● **Short exercise**:
Determine how many lines of the data below contain "this", then give only that number.

● **Information provided**:
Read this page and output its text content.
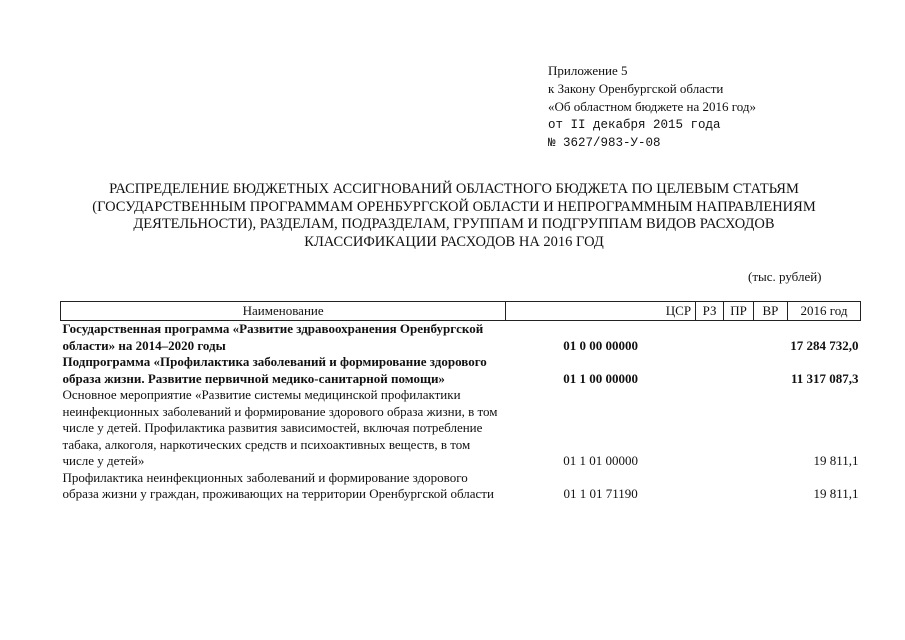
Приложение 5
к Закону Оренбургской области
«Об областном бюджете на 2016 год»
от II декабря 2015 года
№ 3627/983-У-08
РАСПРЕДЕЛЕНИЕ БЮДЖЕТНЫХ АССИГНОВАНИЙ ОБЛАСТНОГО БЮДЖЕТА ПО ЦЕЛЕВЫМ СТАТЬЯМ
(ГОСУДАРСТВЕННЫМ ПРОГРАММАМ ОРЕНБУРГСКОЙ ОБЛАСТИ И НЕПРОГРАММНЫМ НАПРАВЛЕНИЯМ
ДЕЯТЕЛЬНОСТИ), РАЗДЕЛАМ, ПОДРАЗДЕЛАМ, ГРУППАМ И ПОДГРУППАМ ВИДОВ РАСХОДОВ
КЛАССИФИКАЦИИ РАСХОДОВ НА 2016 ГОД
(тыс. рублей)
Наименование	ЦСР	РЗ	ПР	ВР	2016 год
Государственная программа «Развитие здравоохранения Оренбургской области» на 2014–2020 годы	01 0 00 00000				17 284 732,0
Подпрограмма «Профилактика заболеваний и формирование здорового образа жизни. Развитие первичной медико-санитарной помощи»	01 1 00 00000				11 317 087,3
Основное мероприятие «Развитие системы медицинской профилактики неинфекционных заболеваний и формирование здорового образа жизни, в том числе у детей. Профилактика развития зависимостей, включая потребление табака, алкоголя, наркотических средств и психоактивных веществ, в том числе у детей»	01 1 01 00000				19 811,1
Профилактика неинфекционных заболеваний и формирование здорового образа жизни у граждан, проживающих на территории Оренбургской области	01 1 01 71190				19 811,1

---

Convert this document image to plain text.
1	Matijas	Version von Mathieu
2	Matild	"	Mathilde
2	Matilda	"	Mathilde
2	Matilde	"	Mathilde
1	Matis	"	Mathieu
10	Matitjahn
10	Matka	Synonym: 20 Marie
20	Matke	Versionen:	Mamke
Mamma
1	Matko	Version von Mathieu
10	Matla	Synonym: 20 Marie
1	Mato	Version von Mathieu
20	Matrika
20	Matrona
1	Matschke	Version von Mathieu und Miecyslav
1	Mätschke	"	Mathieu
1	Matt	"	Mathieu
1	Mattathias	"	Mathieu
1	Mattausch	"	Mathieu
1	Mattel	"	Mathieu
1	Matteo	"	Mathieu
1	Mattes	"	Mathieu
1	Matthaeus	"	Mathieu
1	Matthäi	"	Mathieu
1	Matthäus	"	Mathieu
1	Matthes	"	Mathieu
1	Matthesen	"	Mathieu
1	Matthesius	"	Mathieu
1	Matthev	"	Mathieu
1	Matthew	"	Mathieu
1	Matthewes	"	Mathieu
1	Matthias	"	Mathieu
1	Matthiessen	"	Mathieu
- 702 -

● **Output of the exercise**:
2